───── EXTRACTED INFORMATION ─────
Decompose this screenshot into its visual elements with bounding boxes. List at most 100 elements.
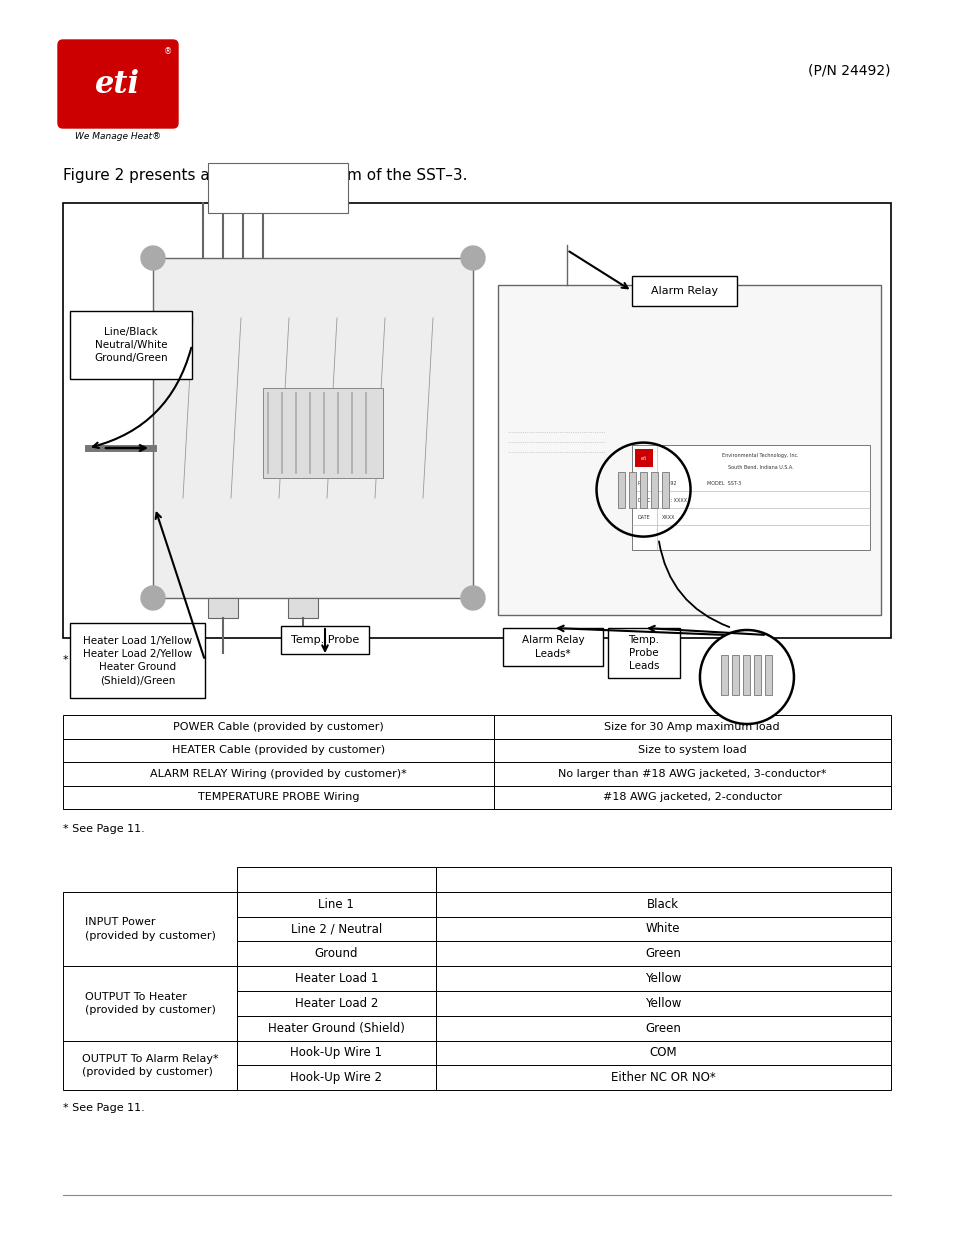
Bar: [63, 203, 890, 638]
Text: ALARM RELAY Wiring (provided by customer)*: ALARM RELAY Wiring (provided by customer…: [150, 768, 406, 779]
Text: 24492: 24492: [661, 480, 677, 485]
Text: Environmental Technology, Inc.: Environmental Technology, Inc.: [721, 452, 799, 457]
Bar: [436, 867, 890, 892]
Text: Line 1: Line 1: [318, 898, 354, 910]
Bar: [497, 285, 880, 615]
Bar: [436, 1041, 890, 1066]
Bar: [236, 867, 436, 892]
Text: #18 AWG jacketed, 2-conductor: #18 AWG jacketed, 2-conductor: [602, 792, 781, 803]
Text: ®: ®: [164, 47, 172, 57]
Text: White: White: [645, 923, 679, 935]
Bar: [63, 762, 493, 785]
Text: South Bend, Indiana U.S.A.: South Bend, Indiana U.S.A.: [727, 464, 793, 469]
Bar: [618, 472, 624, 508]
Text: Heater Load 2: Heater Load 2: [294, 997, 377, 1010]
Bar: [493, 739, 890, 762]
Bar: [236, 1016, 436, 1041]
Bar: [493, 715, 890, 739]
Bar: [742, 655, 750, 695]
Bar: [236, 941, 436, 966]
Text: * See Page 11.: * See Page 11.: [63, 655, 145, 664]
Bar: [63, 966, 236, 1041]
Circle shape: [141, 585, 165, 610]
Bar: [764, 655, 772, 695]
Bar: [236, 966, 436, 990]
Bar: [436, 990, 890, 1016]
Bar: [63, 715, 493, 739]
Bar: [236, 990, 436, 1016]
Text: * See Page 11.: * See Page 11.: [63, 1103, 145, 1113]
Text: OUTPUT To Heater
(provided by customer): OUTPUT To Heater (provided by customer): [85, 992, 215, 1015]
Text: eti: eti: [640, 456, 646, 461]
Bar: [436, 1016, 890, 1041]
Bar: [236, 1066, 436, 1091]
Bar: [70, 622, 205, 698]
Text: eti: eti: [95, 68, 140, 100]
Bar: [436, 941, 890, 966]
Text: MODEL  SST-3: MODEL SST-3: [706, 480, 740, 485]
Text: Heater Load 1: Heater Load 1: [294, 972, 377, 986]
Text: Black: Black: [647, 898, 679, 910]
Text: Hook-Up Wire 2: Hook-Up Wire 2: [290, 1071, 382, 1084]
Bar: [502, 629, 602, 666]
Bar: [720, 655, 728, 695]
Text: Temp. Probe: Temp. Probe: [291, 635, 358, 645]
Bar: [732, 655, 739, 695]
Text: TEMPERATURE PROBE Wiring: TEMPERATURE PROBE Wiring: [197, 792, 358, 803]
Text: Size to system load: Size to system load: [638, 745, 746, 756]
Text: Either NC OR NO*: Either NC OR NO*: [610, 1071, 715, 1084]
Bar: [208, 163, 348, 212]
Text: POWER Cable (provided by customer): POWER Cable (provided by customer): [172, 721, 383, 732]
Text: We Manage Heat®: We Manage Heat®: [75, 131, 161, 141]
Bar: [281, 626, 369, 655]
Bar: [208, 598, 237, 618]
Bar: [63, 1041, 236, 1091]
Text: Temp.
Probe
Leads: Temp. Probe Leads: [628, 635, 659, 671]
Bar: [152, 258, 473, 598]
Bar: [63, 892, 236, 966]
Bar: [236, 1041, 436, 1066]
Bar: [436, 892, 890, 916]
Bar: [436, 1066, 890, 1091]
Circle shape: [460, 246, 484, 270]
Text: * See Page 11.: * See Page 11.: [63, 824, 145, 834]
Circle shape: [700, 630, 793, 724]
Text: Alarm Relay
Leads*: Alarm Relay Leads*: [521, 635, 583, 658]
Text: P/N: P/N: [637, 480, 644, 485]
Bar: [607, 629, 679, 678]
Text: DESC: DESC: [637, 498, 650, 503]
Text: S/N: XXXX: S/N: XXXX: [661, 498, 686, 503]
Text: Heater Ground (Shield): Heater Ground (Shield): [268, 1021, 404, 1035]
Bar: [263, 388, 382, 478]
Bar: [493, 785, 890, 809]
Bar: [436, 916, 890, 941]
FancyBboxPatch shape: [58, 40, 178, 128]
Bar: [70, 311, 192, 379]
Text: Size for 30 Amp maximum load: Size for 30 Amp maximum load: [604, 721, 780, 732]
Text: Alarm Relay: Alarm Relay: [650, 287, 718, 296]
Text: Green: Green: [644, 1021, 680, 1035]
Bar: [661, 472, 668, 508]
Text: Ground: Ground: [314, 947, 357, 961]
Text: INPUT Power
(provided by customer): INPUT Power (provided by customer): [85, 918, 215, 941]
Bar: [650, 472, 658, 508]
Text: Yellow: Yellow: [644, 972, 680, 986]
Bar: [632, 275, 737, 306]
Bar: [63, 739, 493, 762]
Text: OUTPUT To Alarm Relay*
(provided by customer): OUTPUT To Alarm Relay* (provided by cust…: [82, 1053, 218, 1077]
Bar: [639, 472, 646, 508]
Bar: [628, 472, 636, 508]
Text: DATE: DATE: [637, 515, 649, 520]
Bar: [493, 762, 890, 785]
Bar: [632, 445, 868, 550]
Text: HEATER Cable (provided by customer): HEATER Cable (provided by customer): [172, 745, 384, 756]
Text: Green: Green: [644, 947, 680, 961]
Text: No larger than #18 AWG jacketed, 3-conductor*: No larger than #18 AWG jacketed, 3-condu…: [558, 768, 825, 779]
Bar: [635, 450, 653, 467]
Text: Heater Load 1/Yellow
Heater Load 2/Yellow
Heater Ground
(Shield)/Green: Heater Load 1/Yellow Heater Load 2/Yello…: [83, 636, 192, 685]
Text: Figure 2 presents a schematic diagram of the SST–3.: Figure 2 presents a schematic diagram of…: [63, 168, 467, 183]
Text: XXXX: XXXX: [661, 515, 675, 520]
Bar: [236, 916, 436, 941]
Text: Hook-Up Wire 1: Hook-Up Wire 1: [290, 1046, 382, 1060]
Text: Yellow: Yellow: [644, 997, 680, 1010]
─────
> _THE REQUEST_:
Reproduce the data with every "Hook-Up Wire" changed to "Lead Wire" and nothing else altered. Omit the pictures from your answer.

> _EXERCISE RESULT_:
Decompose this screenshot into its visual elements with bounding boxes. List at most 100 elements.
Bar: [63, 203, 890, 638]
Text: ALARM RELAY Wiring (provided by customer)*: ALARM RELAY Wiring (provided by customer…: [150, 768, 406, 779]
Text: 24492: 24492: [661, 480, 677, 485]
Text: Environmental Technology, Inc.: Environmental Technology, Inc.: [721, 452, 799, 457]
Bar: [436, 867, 890, 892]
Text: Line 1: Line 1: [318, 898, 354, 910]
Bar: [497, 285, 880, 615]
Bar: [436, 1041, 890, 1066]
Bar: [236, 867, 436, 892]
Text: #18 AWG jacketed, 2-conductor: #18 AWG jacketed, 2-conductor: [602, 792, 781, 803]
Text: ®: ®: [164, 47, 172, 57]
Text: White: White: [645, 923, 679, 935]
Bar: [63, 762, 493, 785]
Text: South Bend, Indiana U.S.A.: South Bend, Indiana U.S.A.: [727, 464, 793, 469]
Bar: [618, 472, 624, 508]
Text: Heater Load 2: Heater Load 2: [294, 997, 377, 1010]
Bar: [493, 739, 890, 762]
Bar: [236, 1016, 436, 1041]
Bar: [493, 715, 890, 739]
Bar: [742, 655, 750, 695]
Bar: [236, 941, 436, 966]
Text: * See Page 11.: * See Page 11.: [63, 655, 145, 664]
Bar: [63, 966, 236, 1041]
Circle shape: [141, 585, 165, 610]
Bar: [764, 655, 772, 695]
Bar: [236, 966, 436, 990]
Bar: [436, 990, 890, 1016]
Bar: [63, 715, 493, 739]
Bar: [236, 990, 436, 1016]
Text: * See Page 11.: * See Page 11.: [63, 1103, 145, 1113]
Text: OUTPUT To Heater
(provided by customer): OUTPUT To Heater (provided by customer): [85, 992, 215, 1015]
Text: eti: eti: [640, 456, 646, 461]
Bar: [436, 1016, 890, 1041]
Bar: [236, 1066, 436, 1091]
Bar: [70, 622, 205, 698]
Text: eti: eti: [95, 68, 140, 100]
Bar: [436, 941, 890, 966]
Text: MODEL  SST-3: MODEL SST-3: [706, 480, 740, 485]
Text: Heater Load 1: Heater Load 1: [294, 972, 377, 986]
Text: Black: Black: [647, 898, 679, 910]
Text: Lead Wire 2: Lead Wire 2: [290, 1071, 382, 1084]
Bar: [502, 629, 602, 666]
Bar: [720, 655, 728, 695]
Text: Temp. Probe: Temp. Probe: [291, 635, 358, 645]
Bar: [732, 655, 739, 695]
Text: TEMPERATURE PROBE Wiring: TEMPERATURE PROBE Wiring: [197, 792, 358, 803]
Text: Size to system load: Size to system load: [638, 745, 746, 756]
Text: Either NC OR NO*: Either NC OR NO*: [610, 1071, 715, 1084]
Bar: [208, 163, 348, 212]
Text: POWER Cable (provided by customer): POWER Cable (provided by customer): [172, 721, 383, 732]
Text: We Manage Heat®: We Manage Heat®: [75, 131, 161, 141]
Bar: [281, 626, 369, 655]
Bar: [208, 598, 237, 618]
Bar: [63, 1041, 236, 1091]
Text: Temp.
Probe
Leads: Temp. Probe Leads: [628, 635, 659, 671]
Bar: [152, 258, 473, 598]
Bar: [63, 892, 236, 966]
Bar: [236, 1041, 436, 1066]
Bar: [436, 892, 890, 916]
Bar: [436, 1066, 890, 1091]
Circle shape: [460, 246, 484, 270]
Text: * See Page 11.: * See Page 11.: [63, 824, 145, 834]
Circle shape: [700, 630, 793, 724]
Text: Alarm Relay
Leads*: Alarm Relay Leads*: [521, 635, 583, 658]
Text: P/N: P/N: [637, 480, 644, 485]
Bar: [607, 629, 679, 678]
Text: DESC: DESC: [637, 498, 650, 503]
Text: S/N: XXXX: S/N: XXXX: [661, 498, 686, 503]
Text: Heater Ground (Shield): Heater Ground (Shield): [268, 1021, 404, 1035]
Bar: [263, 388, 382, 478]
Bar: [493, 785, 890, 809]
Bar: [436, 916, 890, 941]
FancyBboxPatch shape: [58, 40, 178, 128]
Bar: [70, 311, 192, 379]
Text: Size for 30 Amp maximum load: Size for 30 Amp maximum load: [604, 721, 780, 732]
Text: Alarm Relay: Alarm Relay: [650, 287, 718, 296]
Text: Green: Green: [644, 1021, 680, 1035]
Bar: [661, 472, 668, 508]
Text: Ground: Ground: [314, 947, 357, 961]
Text: INPUT Power
(provided by customer): INPUT Power (provided by customer): [85, 918, 215, 941]
Bar: [650, 472, 658, 508]
Text: Yellow: Yellow: [644, 972, 680, 986]
Bar: [632, 275, 737, 306]
Bar: [63, 739, 493, 762]
Text: OUTPUT To Alarm Relay*
(provided by customer): OUTPUT To Alarm Relay* (provided by cust…: [82, 1053, 218, 1077]
Bar: [639, 472, 646, 508]
Bar: [628, 472, 636, 508]
Text: DATE: DATE: [637, 515, 649, 520]
Bar: [493, 762, 890, 785]
Bar: [632, 445, 868, 550]
Text: HEATER Cable (provided by customer): HEATER Cable (provided by customer): [172, 745, 384, 756]
Text: Green: Green: [644, 947, 680, 961]
Text: No larger than #18 AWG jacketed, 3-conductor*: No larger than #18 AWG jacketed, 3-condu…: [558, 768, 825, 779]
Bar: [635, 450, 653, 467]
Text: Heater Load 1/Yellow
Heater Load 2/Yellow
Heater Ground
(Shield)/Green: Heater Load 1/Yellow Heater Load 2/Yello…: [83, 636, 192, 685]
Text: Figure 2 presents a schematic diagram of the SST–3.: Figure 2 presents a schematic diagram of…: [63, 168, 467, 183]
Text: XXXX: XXXX: [661, 515, 675, 520]
Bar: [236, 916, 436, 941]
Text: Lead Wire 1: Lead Wire 1: [290, 1046, 382, 1060]
Text: Yellow: Yellow: [644, 997, 680, 1010]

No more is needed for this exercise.